§ Task details: Restate, word for word, all of the material shown below.

Raw records:

__________

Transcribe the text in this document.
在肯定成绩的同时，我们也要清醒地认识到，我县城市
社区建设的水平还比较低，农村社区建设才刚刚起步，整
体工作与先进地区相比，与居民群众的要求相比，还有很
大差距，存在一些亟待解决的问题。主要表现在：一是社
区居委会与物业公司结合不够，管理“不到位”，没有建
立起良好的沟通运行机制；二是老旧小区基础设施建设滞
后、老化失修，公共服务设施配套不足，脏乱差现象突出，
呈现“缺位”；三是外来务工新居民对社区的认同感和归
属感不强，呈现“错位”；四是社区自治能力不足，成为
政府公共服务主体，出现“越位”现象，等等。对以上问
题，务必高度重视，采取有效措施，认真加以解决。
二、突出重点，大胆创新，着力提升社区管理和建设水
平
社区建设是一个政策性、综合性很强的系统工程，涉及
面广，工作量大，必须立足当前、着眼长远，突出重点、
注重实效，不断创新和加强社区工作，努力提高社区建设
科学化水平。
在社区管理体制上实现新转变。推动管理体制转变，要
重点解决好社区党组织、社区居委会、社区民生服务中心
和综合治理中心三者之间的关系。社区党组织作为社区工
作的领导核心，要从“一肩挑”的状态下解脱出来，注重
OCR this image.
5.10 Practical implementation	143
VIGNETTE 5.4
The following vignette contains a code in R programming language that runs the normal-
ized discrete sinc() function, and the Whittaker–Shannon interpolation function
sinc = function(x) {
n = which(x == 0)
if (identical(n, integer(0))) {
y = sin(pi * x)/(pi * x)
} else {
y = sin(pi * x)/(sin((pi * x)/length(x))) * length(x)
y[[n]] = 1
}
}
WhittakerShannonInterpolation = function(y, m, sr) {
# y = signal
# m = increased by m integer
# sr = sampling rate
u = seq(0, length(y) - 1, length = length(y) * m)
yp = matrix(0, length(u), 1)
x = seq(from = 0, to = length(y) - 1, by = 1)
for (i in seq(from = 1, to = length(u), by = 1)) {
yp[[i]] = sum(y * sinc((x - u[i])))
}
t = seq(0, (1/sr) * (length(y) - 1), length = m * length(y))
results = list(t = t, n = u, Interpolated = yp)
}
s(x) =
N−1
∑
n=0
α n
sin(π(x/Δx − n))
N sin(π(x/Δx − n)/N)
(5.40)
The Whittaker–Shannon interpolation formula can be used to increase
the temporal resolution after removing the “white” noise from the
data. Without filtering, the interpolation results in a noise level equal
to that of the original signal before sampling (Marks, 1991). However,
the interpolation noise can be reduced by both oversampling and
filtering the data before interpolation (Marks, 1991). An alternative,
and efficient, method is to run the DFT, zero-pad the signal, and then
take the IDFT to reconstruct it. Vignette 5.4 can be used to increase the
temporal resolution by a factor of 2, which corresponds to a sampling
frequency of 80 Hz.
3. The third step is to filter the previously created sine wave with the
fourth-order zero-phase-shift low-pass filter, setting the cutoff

__________

§ Exercise output:
Transcribe the text in this document.
在肯定成绩的同时，我们也要清醒地认识到，我县城市
社区建设的水平还比较低，农村社区建设才刚刚起步，整
体工作与先进地区相比，与居民群众的要求相比，还有很
大差距，存在一些亟待解决的问题。主要表现在：一是社
区居委会与物业公司结合不够，管理“不到位”，没有建
立起良好的沟通运行机制；二是老旧小区基础设施建设滞
后、老化失修，公共服务设施配套不足，脏乱差现象突出，
呈现“缺位”；三是外来务工新居民对社区的认同感和归
属感不强，呈现“错位”；四是社区自治能力不足，成为
政府公共服务主体，出现“越位”现象，等等。对以上问
题，务必高度重视，采取有效措施，认真加以解决。
二、突出重点，大胆创新，着力提升社区管理和建设水
平
社区建设是一个政策性、综合性很强的系统工程，涉及
面广，工作量大，必须立足当前、着眼长远，突出重点、
注重实效，不断创新和加强社区工作，努力提高社区建设
科学化水平。
在社区管理体制上实现新转变。推动管理体制转变，要
重点解决好社区党组织、社区居委会、社区民生服务中心
和综合治理中心三者之间的关系。社区党组织作为社区工
作的领导核心，要从“一肩挑”的状态下解脱出来，注重
OCR this image.
5.10 Practical implementation	143
VIGNETTE 5.4
The following vignette contains a code in R programming language that runs the normal-
ized discrete sinc() function, and the Whittaker–Shannon interpolation function
sinc = function(x) {
n = which(x == 0)
if (identical(n, integer(0))) {
y = sin(pi * x)/(pi * x)
} else {
y = sin(pi * x)/(sin((pi * x)/length(x))) * length(x)
y[[n]] = 1
}
}
WhittakerShannonInterpolation = function(y, m, sr) {
# y = signal
# m = increased by m integer
# sr = sampling rate
u = seq(0, length(y) - 1, length = length(y) * m)
yp = matrix(0, length(u), 1)
x = seq(from = 0, to = length(y) - 1, by = 1)
for (i in seq(from = 1, to = length(u), by = 1)) {
yp[[i]] = sum(y * sinc((x - u[i])))
}
t = seq(0, (1/sr) * (length(y) - 1), length = m * length(y))
results = list(t = t, n = u, Interpolated = yp)
}
s(x) =
N−1
∑
n=0
α n
sin(π(x/Δx − n))
N sin(π(x/Δx − n)/N)
(5.40)
The Whittaker–Shannon interpolation formula can be used to increase
the temporal resolution after removing the “white” noise from the
data. Without filtering, the interpolation results in a noise level equal
to that of the original signal before sampling (Marks, 1991). However,
the interpolation noise can be reduced by both oversampling and
filtering the data before interpolation (Marks, 1991). An alternative,
and efficient, method is to run the DFT, zero-pad the signal, and then
take the IDFT to reconstruct it. Vignette 5.4 can be used to increase the
temporal resolution by a factor of 2, which corresponds to a sampling
frequency of 80 Hz.
3. The third step is to filter the previously created sine wave with the
fourth-order zero-phase-shift low-pass filter, setting the cutoff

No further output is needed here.